▶ [INSTRUCTION] Copy out, unchanged, the entries below from the "OCR this image." line to the final line. Omit pictures.

▶ [DATA SUPPLIED]
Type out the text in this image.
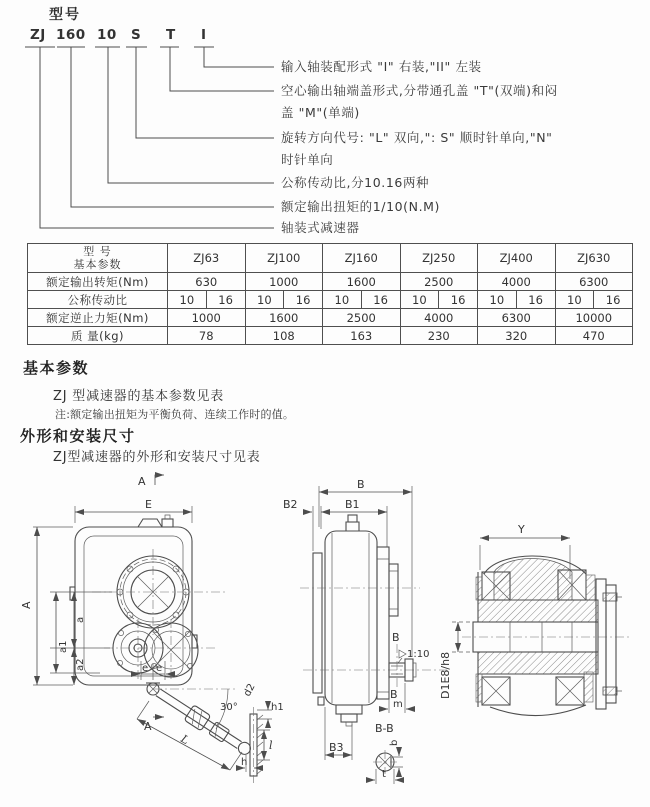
型号
ZJ 160 10 S T I
输入轴装配形式 "I" 右装,"II" 左装
空心输出轴端盖形式,分带通孔盖 "T"(双端)和闷
盖 "M"(单端)
旋转方向代号: "L" 双向,": S" 顺时针单向,"N"
时针单向
公称传动比,分10.16两种
额定输出扭矩的1/10(N.M)
轴装式减速器
型 号
基本参数	ZJ63		ZJ100		ZJ160		ZJ250		ZJ400		ZJ630	
额定输出转矩(Nm)	630		1000		1600		2500		4000		6300	
公称传动比	10	16	10	16	10	16	10	16	10	16	10	16
额定逆止力矩(Nm)	1000		1600		2500		4000		6300		10000	
质 量(kg)	78		108		163		230		320		470	
基本参数
ZJ 型减速器的基本参数见表
注:额定输出扭矩为平衡负荷、连续工作时的值。
外形和安装尺寸
ZJ型减速器的外形和安装尺寸见表
A
E
A
a
a1
a2	e e
30°
d2
A
L
h1
l
h
B
B2	B1
B
B
1:10
m
B3
B-B
b
t
D1E8/h8
Y
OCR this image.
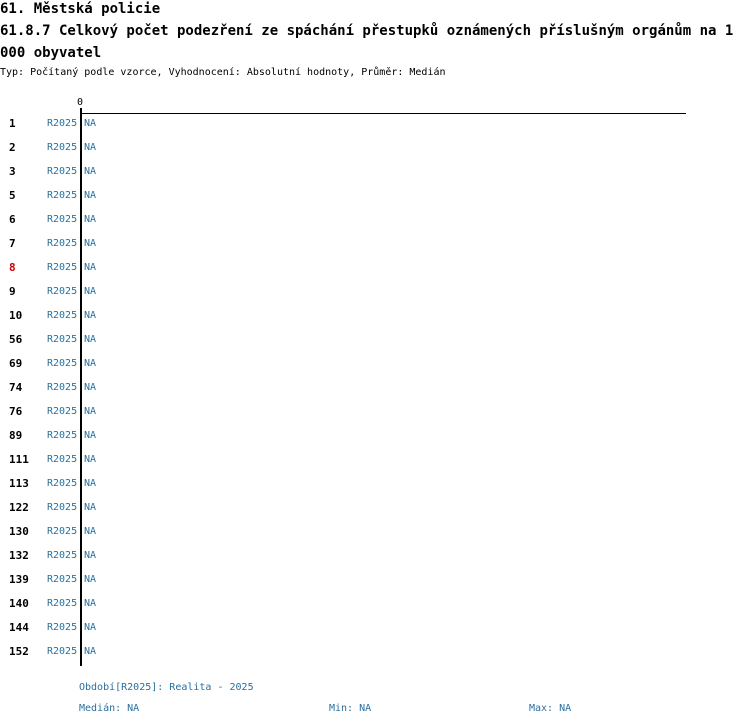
61. Městská policie
61.8.7 Celkový počet podezření ze spáchání přestupků oznámených příslušným orgánům na 1 000 obyvatel
Typ: Počítaný podle vzorce, Vyhodnocení: Absolutní hodnoty, Průměr: Medián
0
1	R2025 NA
2	R2025 NA
3	R2025 NA
5	R2025 NA
6	R2025 NA
7	R2025 NA
8	R2025 NA
9	R2025 NA
10 R2025 NA
56 R2025 NA
69 R2025 NA
74 R2025 NA
76 R2025 NA
89 R2025 NA
111 R2025 NA
113 R2025 NA
122 R2025 NA
130 R2025 NA
132 R2025 NA
139 R2025 NA
140 R2025 NA
144 R2025 NA
152 R2025 NA
Období[R2025]: Realita - 2025
Medián: NA	Min: NA	Max: NA
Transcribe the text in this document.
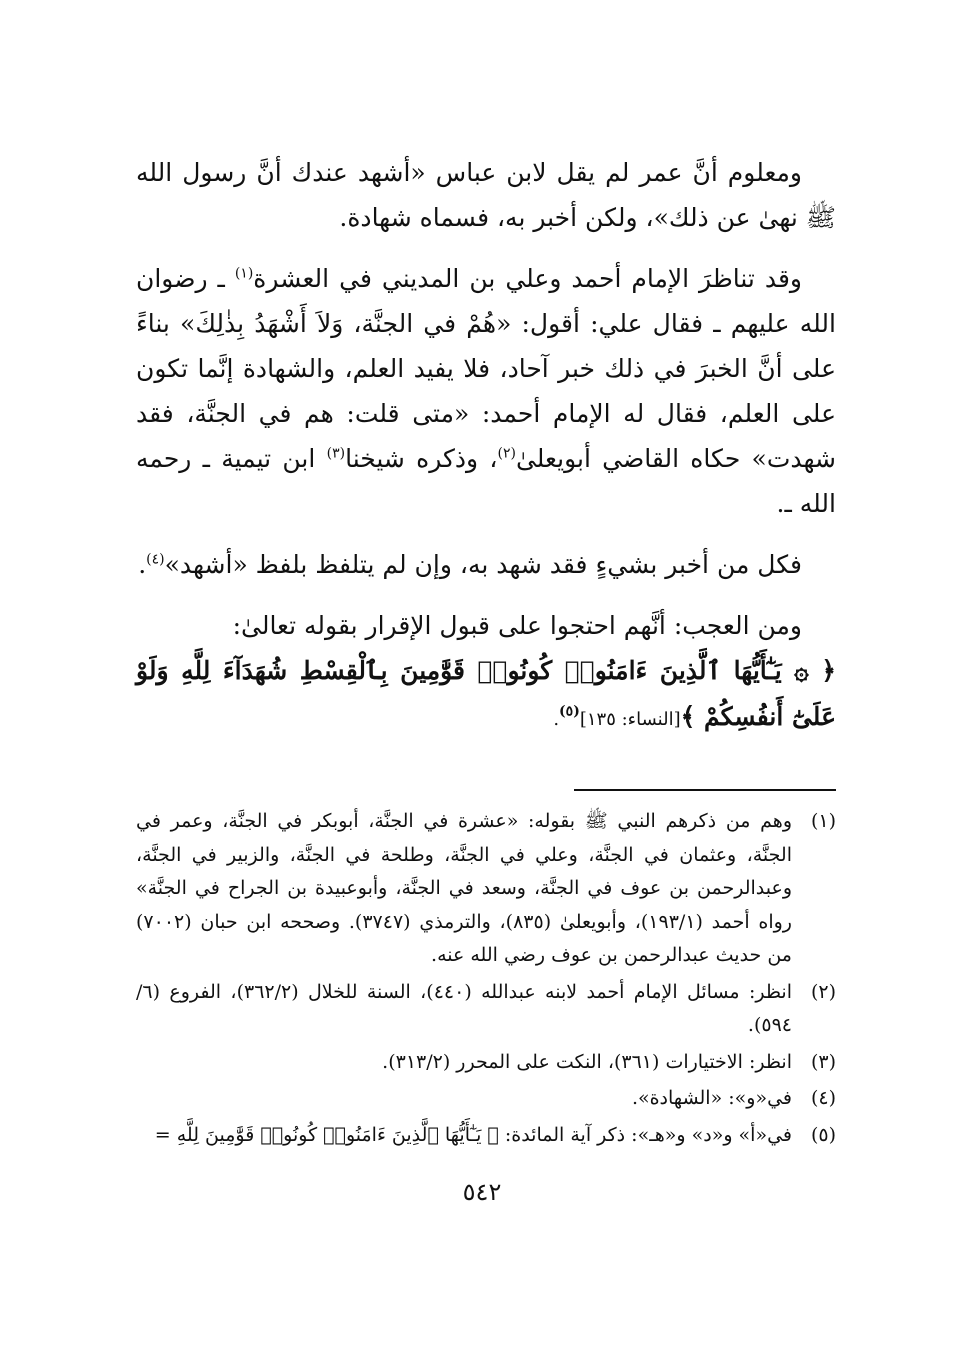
ومعلوم أنَّ عمر لم يقل لابن عباس «أشهد عندك أنَّ رسول الله ﷺ نهىٰ عن ذلك»، ولكن أخبر به، فسماه شهادة.

وقد تناظرَ الإمام أحمد وعلي بن المديني في العشرة$^{(١)}$ ـ رضوان الله عليهم ـ فقال علي: أقول: «هُمْ في الجنَّة، وَلاَ أَشْهَدُ بِذٰلِكَ» بناءً على أنَّ الخبرَ في ذلك خبر آحاد، فلا يفيد العلم، والشهادة إنَّما تكون على العلم، فقال له الإمام أحمد: «متى قلت: هم في الجنَّة، فقد شهدت» حكاه القاضي أبويعلىٰ$^{(٢)}$، وذكره شيخنا$^{(٣)}$ ابن تيمية ـ رحمه الله ـ.

فكل من أخبر بشيءٍ فقد شهد به، وإن لم يتلفظ بلفظ «أشهد»$^{(٤)}$.

ومن العجب: أنَّهم احتجوا على قبول الإقرار بقوله تعالىٰ:

﴿ ۞ يَـٰٓأَيُّهَا ٱلَّذِينَ ءَامَنُوا۟ كُونُوا۟ قَوَّٰمِينَ بِٱلْقِسْطِ شُهَدَآءَ لِلَّهِ وَلَوْ عَلَىٰٓ أَنفُسِكُمْ ﴾[النساء: ١٣٥]$^{(٥)}$.

(١)
وهم من ذكرهم النبي ﷺ بقوله: «عشرة في الجنَّة، أبوبكر في الجنَّة، وعمر في الجنَّة، وعثمان في الجنَّة، وعلي في الجنَّة، وطلحة في الجنَّة، والزبير في الجنَّة، وعبدالرحمن بن عوف في الجنَّة، وسعد في الجنَّة، وأبوعبيدة بن الجراح في الجنَّة» رواه أحمد (١٩٣/١)، وأبويعلىٰ (٨٣٥)، والترمذي (٣٧٤٧). وصححه ابن حبان (٧٠٠٢) من حديث عبدالرحمن بن عوف رضي الله عنه.
(٢)
انظر: مسائل الإمام أحمد لابنه عبدالله (٤٤٠)، السنة للخلال (٣٦٢/٢)، الفروع (٦/ ٥٩٤).
(٣)
انظر: الاختيارات (٣٦١)، النكت على المحرر (٣١٣/٢).
(٤)
في«و»: «الشهادة».
(٥)
في«أ» و«د» و«هـ»: ذكر آية المائدة: ﴿ يَـٰٓأَيُّهَا ٱلَّذِينَ ءَامَنُوا۟ كُونُوا۟ قَوَّٰمِينَ لِلَّهِ =
٥٤٢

▶ [SOLUTION TO THIS TASK]
OCR this image.
61. Městská policie
61.8.7 Celkový počet podezření ze spáchání přestupků oznámených příslušným orgánům na 1 000 obyvatel
Typ: Počítaný podle vzorce, Vyhodnocení: Absolutní hodnoty, Průměr: Medián
0
1	R2025 NA
2	R2025 NA
3	R2025 NA
5	R2025 NA
6	R2025 NA
7	R2025 NA
8	R2025 NA
9	R2025 NA
10 R2025 NA
56 R2025 NA
69 R2025 NA
74 R2025 NA
76 R2025 NA
89 R2025 NA
111 R2025 NA
113 R2025 NA
122 R2025 NA
130 R2025 NA
132 R2025 NA
139 R2025 NA
140 R2025 NA
144 R2025 NA
152 R2025 NA
Období[R2025]: Realita - 2025
Medián: NA	Min: NA	Max: NA
Transcribe the text in this document.
ومعلوم أنَّ عمر لم يقل لابن عباس «أشهد عندك أنَّ رسول الله ﷺ نهىٰ عن ذلك»، ولكن أخبر به، فسماه شهادة.

وقد تناظرَ الإمام أحمد وعلي بن المديني في العشرة$^{(١)}$ ـ رضوان الله عليهم ـ فقال علي: أقول: «هُمْ في الجنَّة، وَلاَ أَشْهَدُ بِذٰلِكَ» بناءً على أنَّ الخبرَ في ذلك خبر آحاد، فلا يفيد العلم، والشهادة إنَّما تكون على العلم، فقال له الإمام أحمد: «متى قلت: هم في الجنَّة، فقد شهدت» حكاه القاضي أبويعلىٰ$^{(٢)}$، وذكره شيخنا$^{(٣)}$ ابن تيمية ـ رحمه الله ـ.

فكل من أخبر بشيءٍ فقد شهد به، وإن لم يتلفظ بلفظ «أشهد»$^{(٤)}$.

ومن العجب: أنَّهم احتجوا على قبول الإقرار بقوله تعالىٰ:

﴿ ۞ يَـٰٓأَيُّهَا ٱلَّذِينَ ءَامَنُوا۟ كُونُوا۟ قَوَّٰمِينَ بِٱلْقِسْطِ شُهَدَآءَ لِلَّهِ وَلَوْ عَلَىٰٓ أَنفُسِكُمْ ﴾[النساء: ١٣٥]$^{(٥)}$.

(١)
وهم من ذكرهم النبي ﷺ بقوله: «عشرة في الجنَّة، أبوبكر في الجنَّة، وعمر في الجنَّة، وعثمان في الجنَّة، وعلي في الجنَّة، وطلحة في الجنَّة، والزبير في الجنَّة، وعبدالرحمن بن عوف في الجنَّة، وسعد في الجنَّة، وأبوعبيدة بن الجراح في الجنَّة» رواه أحمد (١٩٣/١)، وأبويعلىٰ (٨٣٥)، والترمذي (٣٧٤٧). وصححه ابن حبان (٧٠٠٢) من حديث عبدالرحمن بن عوف رضي الله عنه.
(٢)
انظر: مسائل الإمام أحمد لابنه عبدالله (٤٤٠)، السنة للخلال (٣٦٢/٢)، الفروع (٦/ ٥٩٤).
(٣)
انظر: الاختيارات (٣٦١)، النكت على المحرر (٣١٣/٢).
(٤)
في«و»: «الشهادة».
(٥)
في«أ» و«د» و«هـ»: ذكر آية المائدة: ﴿ يَـٰٓأَيُّهَا ٱلَّذِينَ ءَامَنُوا۟ كُونُوا۟ قَوَّٰمِينَ لِلَّهِ =
٥٤٢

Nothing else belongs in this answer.